- **REQUIRED TASK**:
Collect all lines below with the string "coming".

- **ENTRIES SUPPLIED**:
-- -- --

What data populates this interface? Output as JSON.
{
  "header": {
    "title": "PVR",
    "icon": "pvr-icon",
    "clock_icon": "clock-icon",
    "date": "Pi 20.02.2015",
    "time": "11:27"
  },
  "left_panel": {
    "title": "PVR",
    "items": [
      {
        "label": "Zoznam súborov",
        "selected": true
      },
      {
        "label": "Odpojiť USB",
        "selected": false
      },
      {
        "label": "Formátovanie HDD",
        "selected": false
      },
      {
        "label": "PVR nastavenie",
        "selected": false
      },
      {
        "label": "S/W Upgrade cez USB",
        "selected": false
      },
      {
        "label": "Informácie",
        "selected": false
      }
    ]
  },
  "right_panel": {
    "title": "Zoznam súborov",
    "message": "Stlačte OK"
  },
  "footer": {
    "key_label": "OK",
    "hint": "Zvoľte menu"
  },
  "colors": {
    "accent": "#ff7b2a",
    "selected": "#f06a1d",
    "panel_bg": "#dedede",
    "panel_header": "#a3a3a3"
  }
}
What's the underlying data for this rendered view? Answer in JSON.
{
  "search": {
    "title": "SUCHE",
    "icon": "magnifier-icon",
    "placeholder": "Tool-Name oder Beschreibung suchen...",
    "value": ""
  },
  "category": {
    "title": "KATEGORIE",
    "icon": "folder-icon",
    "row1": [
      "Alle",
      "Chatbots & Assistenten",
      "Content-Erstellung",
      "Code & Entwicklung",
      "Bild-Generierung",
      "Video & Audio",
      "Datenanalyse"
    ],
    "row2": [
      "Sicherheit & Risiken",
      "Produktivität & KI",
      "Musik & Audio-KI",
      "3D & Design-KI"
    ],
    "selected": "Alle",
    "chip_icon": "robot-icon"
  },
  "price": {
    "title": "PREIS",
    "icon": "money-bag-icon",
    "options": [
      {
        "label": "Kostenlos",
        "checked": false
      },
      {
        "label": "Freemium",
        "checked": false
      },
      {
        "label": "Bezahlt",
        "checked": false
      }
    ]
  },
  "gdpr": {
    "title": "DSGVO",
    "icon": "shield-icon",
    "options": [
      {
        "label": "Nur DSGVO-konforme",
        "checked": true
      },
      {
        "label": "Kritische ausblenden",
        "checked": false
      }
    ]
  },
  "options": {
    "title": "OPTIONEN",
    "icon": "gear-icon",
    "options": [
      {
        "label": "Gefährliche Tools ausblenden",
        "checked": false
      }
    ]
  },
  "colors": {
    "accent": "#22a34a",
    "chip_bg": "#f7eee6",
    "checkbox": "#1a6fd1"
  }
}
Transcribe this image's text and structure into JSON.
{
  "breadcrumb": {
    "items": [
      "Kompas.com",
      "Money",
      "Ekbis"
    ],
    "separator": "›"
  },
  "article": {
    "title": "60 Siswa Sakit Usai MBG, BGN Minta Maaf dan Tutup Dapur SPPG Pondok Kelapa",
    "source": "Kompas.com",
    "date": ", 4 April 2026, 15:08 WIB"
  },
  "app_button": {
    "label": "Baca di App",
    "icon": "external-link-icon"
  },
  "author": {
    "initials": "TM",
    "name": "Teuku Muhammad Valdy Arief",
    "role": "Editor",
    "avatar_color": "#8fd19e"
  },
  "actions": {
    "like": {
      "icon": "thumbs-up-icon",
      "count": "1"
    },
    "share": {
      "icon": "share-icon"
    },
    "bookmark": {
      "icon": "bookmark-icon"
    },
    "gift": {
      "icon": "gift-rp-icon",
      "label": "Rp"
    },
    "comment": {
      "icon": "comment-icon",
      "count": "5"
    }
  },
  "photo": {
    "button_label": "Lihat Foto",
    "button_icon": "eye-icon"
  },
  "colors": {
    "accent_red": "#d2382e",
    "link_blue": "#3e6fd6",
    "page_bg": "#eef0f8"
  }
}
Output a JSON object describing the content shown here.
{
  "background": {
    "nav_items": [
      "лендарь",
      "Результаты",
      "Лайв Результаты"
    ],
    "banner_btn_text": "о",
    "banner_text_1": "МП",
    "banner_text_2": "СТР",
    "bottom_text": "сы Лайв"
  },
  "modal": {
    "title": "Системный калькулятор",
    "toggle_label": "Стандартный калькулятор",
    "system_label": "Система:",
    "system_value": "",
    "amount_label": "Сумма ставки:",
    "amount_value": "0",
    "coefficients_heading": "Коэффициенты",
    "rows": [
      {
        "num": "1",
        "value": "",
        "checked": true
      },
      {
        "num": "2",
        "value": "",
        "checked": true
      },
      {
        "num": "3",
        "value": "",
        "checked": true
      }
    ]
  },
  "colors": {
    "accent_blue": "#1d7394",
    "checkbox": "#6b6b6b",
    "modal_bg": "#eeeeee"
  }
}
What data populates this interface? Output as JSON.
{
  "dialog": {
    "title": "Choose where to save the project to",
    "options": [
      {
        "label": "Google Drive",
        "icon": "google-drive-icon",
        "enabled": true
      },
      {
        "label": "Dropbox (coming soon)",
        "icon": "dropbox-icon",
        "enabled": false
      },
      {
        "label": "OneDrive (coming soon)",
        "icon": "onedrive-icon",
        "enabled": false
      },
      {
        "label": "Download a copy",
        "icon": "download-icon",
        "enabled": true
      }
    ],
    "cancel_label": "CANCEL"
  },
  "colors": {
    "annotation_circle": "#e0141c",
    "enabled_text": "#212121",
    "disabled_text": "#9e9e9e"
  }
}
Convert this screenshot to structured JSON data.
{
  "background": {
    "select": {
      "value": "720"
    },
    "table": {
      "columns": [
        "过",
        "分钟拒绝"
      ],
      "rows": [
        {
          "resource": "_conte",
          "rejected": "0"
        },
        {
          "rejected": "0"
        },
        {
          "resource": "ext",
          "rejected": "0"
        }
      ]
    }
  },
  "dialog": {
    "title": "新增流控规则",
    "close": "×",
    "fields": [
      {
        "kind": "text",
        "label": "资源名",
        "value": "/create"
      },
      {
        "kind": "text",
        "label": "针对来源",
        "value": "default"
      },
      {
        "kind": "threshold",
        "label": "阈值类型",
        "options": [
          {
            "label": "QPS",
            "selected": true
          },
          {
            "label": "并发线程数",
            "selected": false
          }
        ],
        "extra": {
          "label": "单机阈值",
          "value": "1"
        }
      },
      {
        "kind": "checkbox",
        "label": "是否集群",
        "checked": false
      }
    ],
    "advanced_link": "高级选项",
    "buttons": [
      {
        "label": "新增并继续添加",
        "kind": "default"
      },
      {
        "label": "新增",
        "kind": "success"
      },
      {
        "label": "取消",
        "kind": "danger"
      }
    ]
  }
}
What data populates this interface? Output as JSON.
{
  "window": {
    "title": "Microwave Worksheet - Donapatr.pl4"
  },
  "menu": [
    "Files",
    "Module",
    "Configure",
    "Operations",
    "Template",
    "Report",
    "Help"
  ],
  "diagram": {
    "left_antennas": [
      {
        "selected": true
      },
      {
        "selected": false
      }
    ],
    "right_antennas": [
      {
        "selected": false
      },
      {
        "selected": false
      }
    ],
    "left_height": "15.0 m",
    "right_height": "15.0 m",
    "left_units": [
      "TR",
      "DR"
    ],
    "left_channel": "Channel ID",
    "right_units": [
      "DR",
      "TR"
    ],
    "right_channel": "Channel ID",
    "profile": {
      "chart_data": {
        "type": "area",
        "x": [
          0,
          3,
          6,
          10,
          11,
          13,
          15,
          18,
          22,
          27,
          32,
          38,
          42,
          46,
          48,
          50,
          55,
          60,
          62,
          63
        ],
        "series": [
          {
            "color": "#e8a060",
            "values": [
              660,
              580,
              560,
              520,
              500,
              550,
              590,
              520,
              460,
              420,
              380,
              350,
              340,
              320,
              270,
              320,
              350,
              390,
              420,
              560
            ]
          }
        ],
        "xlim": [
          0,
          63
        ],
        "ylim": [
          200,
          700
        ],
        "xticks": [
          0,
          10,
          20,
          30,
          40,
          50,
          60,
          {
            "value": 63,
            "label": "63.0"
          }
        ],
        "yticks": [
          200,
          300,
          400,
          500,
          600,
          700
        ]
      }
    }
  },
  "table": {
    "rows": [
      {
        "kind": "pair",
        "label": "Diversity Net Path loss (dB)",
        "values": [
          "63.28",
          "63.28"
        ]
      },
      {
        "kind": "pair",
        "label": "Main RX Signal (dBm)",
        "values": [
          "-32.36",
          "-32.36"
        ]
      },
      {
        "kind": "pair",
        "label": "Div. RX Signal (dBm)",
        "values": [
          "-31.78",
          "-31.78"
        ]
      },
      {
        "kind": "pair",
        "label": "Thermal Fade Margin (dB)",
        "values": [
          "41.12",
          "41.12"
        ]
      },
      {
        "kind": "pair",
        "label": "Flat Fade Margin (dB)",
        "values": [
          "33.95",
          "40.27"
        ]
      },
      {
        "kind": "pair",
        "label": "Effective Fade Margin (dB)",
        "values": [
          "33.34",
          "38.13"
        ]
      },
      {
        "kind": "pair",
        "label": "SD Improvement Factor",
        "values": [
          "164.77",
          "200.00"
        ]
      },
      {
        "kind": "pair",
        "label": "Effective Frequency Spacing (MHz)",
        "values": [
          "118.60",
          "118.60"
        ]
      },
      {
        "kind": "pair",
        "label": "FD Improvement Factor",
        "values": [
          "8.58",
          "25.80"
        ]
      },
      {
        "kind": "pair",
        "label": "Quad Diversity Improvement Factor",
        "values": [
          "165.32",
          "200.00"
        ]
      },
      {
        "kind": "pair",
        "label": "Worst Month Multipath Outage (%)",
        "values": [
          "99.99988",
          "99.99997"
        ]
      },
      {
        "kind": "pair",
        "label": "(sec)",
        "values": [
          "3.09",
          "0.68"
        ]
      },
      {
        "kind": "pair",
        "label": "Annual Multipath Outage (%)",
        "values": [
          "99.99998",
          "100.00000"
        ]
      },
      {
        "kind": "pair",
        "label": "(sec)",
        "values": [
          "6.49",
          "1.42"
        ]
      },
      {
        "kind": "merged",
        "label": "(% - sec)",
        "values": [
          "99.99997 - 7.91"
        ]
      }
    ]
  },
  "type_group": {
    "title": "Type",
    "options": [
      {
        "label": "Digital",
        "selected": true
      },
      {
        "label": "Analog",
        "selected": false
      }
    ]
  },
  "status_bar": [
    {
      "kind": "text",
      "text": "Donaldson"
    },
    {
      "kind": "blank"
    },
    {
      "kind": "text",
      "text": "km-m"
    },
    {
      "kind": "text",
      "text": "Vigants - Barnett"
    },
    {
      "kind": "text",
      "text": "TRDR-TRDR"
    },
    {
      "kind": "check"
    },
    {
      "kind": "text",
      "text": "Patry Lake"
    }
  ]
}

-- -- --

- **TASK OUTPUT**:
        "label": "Dropbox (coming soon)",
        "label": "OneDrive (coming soon)",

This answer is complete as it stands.